■ Task statement
Write out the listing exactly as it is given.

■ Data listing
Begin
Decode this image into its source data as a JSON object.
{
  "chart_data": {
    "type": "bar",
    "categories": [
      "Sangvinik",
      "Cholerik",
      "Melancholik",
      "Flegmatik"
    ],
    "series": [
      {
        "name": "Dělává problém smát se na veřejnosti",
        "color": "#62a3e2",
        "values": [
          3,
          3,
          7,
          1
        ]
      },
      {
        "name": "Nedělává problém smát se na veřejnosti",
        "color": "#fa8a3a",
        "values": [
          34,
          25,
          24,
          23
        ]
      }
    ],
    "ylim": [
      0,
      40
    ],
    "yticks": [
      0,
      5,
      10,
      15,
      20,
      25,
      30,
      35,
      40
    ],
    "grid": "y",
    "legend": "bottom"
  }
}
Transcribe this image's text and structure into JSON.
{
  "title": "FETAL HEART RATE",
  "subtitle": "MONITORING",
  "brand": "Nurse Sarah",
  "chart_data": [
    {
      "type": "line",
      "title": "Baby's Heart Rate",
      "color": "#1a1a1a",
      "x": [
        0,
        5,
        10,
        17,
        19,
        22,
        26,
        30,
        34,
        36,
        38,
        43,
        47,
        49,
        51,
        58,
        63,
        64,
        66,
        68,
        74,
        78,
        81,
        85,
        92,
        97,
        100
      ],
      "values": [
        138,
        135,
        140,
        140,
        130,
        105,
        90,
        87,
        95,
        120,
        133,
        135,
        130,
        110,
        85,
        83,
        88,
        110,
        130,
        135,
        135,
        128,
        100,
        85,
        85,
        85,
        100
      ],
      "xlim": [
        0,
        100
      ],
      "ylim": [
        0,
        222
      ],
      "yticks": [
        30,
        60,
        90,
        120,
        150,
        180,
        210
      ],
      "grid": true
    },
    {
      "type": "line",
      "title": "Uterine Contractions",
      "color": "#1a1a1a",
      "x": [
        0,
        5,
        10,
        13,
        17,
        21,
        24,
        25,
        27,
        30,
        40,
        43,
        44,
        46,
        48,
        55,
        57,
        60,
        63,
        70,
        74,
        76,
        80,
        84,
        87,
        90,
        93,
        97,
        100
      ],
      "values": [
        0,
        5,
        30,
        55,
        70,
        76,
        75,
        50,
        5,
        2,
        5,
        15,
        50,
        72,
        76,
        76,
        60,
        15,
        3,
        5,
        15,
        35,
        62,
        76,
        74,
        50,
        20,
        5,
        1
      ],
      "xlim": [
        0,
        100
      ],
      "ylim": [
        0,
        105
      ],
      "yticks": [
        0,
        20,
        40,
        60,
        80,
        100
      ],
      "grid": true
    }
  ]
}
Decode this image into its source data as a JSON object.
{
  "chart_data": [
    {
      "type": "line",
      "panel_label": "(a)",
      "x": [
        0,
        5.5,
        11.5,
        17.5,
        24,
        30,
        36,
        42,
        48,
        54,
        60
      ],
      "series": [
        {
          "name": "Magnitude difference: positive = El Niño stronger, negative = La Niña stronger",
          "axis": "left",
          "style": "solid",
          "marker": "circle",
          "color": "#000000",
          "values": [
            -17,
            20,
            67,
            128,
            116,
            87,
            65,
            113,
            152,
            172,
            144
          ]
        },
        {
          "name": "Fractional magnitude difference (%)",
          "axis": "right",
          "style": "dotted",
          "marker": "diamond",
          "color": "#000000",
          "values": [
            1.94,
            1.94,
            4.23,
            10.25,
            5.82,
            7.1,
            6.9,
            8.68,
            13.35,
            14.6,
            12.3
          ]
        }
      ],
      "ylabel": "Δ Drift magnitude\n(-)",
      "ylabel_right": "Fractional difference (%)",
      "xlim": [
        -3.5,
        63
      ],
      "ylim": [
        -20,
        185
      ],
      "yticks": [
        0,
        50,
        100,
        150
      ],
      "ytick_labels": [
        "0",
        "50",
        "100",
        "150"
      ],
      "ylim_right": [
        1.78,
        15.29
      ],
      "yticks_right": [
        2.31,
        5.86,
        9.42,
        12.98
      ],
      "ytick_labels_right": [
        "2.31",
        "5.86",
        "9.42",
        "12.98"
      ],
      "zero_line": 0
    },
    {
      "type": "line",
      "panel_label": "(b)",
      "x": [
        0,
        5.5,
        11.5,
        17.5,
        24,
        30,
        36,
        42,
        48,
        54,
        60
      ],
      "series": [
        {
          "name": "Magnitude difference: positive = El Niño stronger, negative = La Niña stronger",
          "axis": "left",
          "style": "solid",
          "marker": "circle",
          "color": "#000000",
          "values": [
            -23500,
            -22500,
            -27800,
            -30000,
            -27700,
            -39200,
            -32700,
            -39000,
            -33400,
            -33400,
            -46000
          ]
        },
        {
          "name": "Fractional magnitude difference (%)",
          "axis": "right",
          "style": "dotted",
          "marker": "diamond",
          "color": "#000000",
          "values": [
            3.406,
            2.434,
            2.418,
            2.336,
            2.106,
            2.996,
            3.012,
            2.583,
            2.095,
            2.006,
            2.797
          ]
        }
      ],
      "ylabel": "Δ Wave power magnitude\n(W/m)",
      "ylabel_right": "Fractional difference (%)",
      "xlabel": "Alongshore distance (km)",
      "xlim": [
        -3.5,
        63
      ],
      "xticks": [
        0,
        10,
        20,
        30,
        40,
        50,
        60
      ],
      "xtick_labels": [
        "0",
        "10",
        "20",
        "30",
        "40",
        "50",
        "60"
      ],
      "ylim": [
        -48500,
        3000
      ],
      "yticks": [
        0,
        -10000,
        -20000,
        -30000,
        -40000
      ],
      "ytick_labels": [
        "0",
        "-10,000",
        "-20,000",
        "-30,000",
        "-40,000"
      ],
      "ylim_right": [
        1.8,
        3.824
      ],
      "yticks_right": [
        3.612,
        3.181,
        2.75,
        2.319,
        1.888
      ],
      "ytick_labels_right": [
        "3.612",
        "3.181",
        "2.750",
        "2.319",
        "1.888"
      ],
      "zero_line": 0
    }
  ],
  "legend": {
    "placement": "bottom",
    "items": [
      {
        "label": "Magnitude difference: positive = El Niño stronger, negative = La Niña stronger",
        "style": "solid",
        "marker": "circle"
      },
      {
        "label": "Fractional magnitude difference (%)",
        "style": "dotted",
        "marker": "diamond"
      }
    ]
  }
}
End
■ Written answer
Decode this image into its source data as a JSON object.
{
  "chart_data": {
    "type": "bar",
    "categories": [
      "Sangvinik",
      "Cholerik",
      "Melancholik",
      "Flegmatik"
    ],
    "series": [
      {
        "name": "Dělává problém smát se na veřejnosti",
        "color": "#62a3e2",
        "values": [
          3,
          3,
          7,
          1
        ]
      },
      {
        "name": "Nedělává problém smát se na veřejnosti",
        "color": "#fa8a3a",
        "values": [
          34,
          25,
          24,
          23
        ]
      }
    ],
    "ylim": [
      0,
      40
    ],
    "yticks": [
      0,
      5,
      10,
      15,
      20,
      25,
      30,
      35,
      40
    ],
    "grid": "y",
    "legend": "bottom"
  }
}
Transcribe this image's text and structure into JSON.
{
  "title": "FETAL HEART RATE",
  "subtitle": "MONITORING",
  "brand": "Nurse Sarah",
  "chart_data": [
    {
      "type": "line",
      "title": "Baby's Heart Rate",
      "color": "#1a1a1a",
      "x": [
        0,
        5,
        10,
        17,
        19,
        22,
        26,
        30,
        34,
        36,
        38,
        43,
        47,
        49,
        51,
        58,
        63,
        64,
        66,
        68,
        74,
        78,
        81,
        85,
        92,
        97,
        100
      ],
      "values": [
        138,
        135,
        140,
        140,
        130,
        105,
        90,
        87,
        95,
        120,
        133,
        135,
        130,
        110,
        85,
        83,
        88,
        110,
        130,
        135,
        135,
        128,
        100,
        85,
        85,
        85,
        100
      ],
      "xlim": [
        0,
        100
      ],
      "ylim": [
        0,
        222
      ],
      "yticks": [
        30,
        60,
        90,
        120,
        150,
        180,
        210
      ],
      "grid": true
    },
    {
      "type": "line",
      "title": "Uterine Contractions",
      "color": "#1a1a1a",
      "x": [
        0,
        5,
        10,
        13,
        17,
        21,
        24,
        25,
        27,
        30,
        40,
        43,
        44,
        46,
        48,
        55,
        57,
        60,
        63,
        70,
        74,
        76,
        80,
        84,
        87,
        90,
        93,
        97,
        100
      ],
      "values": [
        0,
        5,
        30,
        55,
        70,
        76,
        75,
        50,
        5,
        2,
        5,
        15,
        50,
        72,
        76,
        76,
        60,
        15,
        3,
        5,
        15,
        35,
        62,
        76,
        74,
        50,
        20,
        5,
        1
      ],
      "xlim": [
        0,
        100
      ],
      "ylim": [
        0,
        105
      ],
      "yticks": [
        0,
        20,
        40,
        60,
        80,
        100
      ],
      "grid": true
    }
  ]
}
Decode this image into its source data as a JSON object.
{
  "chart_data": [
    {
      "type": "line",
      "panel_label": "(a)",
      "x": [
        0,
        5.5,
        11.5,
        17.5,
        24,
        30,
        36,
        42,
        48,
        54,
        60
      ],
      "series": [
        {
          "name": "Magnitude difference: positive = El Niño stronger, negative = La Niña stronger",
          "axis": "left",
          "style": "solid",
          "marker": "circle",
          "color": "#000000",
          "values": [
            -17,
            20,
            67,
            128,
            116,
            87,
            65,
            113,
            152,
            172,
            144
          ]
        },
        {
          "name": "Fractional magnitude difference (%)",
          "axis": "right",
          "style": "dotted",
          "marker": "diamond",
          "color": "#000000",
          "values": [
            1.94,
            1.94,
            4.23,
            10.25,
            5.82,
            7.1,
            6.9,
            8.68,
            13.35,
            14.6,
            12.3
          ]
        }
      ],
      "ylabel": "Δ Drift magnitude\n(-)",
      "ylabel_right": "Fractional difference (%)",
      "xlim": [
        -3.5,
        63
      ],
      "ylim": [
        -20,
        185
      ],
      "yticks": [
        0,
        50,
        100,
        150
      ],
      "ytick_labels": [
        "0",
        "50",
        "100",
        "150"
      ],
      "ylim_right": [
        1.78,
        15.29
      ],
      "yticks_right": [
        2.31,
        5.86,
        9.42,
        12.98
      ],
      "ytick_labels_right": [
        "2.31",
        "5.86",
        "9.42",
        "12.98"
      ],
      "zero_line": 0
    },
    {
      "type": "line",
      "panel_label": "(b)",
      "x": [
        0,
        5.5,
        11.5,
        17.5,
        24,
        30,
        36,
        42,
        48,
        54,
        60
      ],
      "series": [
        {
          "name": "Magnitude difference: positive = El Niño stronger, negative = La Niña stronger",
          "axis": "left",
          "style": "solid",
          "marker": "circle",
          "color": "#000000",
          "values": [
            -23500,
            -22500,
            -27800,
            -30000,
            -27700,
            -39200,
            -32700,
            -39000,
            -33400,
            -33400,
            -46000
          ]
        },
        {
          "name": "Fractional magnitude difference (%)",
          "axis": "right",
          "style": "dotted",
          "marker": "diamond",
          "color": "#000000",
          "values": [
            3.406,
            2.434,
            2.418,
            2.336,
            2.106,
            2.996,
            3.012,
            2.583,
            2.095,
            2.006,
            2.797
          ]
        }
      ],
      "ylabel": "Δ Wave power magnitude\n(W/m)",
      "ylabel_right": "Fractional difference (%)",
      "xlabel": "Alongshore distance (km)",
      "xlim": [
        -3.5,
        63
      ],
      "xticks": [
        0,
        10,
        20,
        30,
        40,
        50,
        60
      ],
      "xtick_labels": [
        "0",
        "10",
        "20",
        "30",
        "40",
        "50",
        "60"
      ],
      "ylim": [
        -48500,
        3000
      ],
      "yticks": [
        0,
        -10000,
        -20000,
        -30000,
        -40000
      ],
      "ytick_labels": [
        "0",
        "-10,000",
        "-20,000",
        "-30,000",
        "-40,000"
      ],
      "ylim_right": [
        1.8,
        3.824
      ],
      "yticks_right": [
        3.612,
        3.181,
        2.75,
        2.319,
        1.888
      ],
      "ytick_labels_right": [
        "3.612",
        "3.181",
        "2.750",
        "2.319",
        "1.888"
      ],
      "zero_line": 0
    }
  ],
  "legend": {
    "placement": "bottom",
    "items": [
      {
        "label": "Magnitude difference: positive = El Niño stronger, negative = La Niña stronger",
        "style": "solid",
        "marker": "circle"
      },
      {
        "label": "Fractional magnitude difference (%)",
        "style": "dotted",
        "marker": "diamond"
      }
    ]
  }
}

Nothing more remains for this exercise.